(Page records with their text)
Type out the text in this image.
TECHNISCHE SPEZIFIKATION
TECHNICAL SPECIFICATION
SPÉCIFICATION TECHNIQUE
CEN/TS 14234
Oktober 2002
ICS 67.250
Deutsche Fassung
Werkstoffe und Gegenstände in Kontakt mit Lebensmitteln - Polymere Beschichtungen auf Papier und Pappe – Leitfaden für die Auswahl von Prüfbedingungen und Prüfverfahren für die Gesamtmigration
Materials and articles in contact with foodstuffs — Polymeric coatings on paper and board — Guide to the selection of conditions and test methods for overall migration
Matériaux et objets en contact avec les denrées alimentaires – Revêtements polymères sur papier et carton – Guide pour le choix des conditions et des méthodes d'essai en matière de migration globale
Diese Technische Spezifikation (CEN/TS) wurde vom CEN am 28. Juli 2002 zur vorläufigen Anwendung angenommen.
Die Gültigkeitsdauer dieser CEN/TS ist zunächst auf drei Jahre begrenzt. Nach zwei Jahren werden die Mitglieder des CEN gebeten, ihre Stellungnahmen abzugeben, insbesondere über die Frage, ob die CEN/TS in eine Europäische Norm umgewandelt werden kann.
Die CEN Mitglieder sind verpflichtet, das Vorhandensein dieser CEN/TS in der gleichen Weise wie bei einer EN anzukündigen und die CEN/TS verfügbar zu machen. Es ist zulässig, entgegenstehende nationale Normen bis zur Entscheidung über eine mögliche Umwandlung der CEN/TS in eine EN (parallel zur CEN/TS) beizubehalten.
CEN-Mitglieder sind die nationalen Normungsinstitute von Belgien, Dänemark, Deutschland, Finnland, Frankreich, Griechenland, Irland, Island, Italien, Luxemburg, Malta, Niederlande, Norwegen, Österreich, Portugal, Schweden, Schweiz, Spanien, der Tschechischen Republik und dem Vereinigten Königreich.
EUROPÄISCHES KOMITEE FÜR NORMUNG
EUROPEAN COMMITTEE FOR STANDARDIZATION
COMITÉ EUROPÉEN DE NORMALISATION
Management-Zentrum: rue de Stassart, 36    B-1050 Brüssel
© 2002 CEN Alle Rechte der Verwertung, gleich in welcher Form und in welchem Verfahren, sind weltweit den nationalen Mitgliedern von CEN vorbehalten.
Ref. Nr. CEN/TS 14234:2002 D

### WHAT TO WORK ON
From the entries above, copy each line that holds "Guide".

### SOLVED PROBLEM
Materials and articles in contact with foodstuffs — Polymeric coatings on paper and board — Guide to the selection of conditions and test methods for overall migration
Matériaux et objets en contact avec les denrées alimentaires – Revêtements polymères sur papier et carton – Guide pour le choix des conditions et des méthodes d'essai en matière de migration globale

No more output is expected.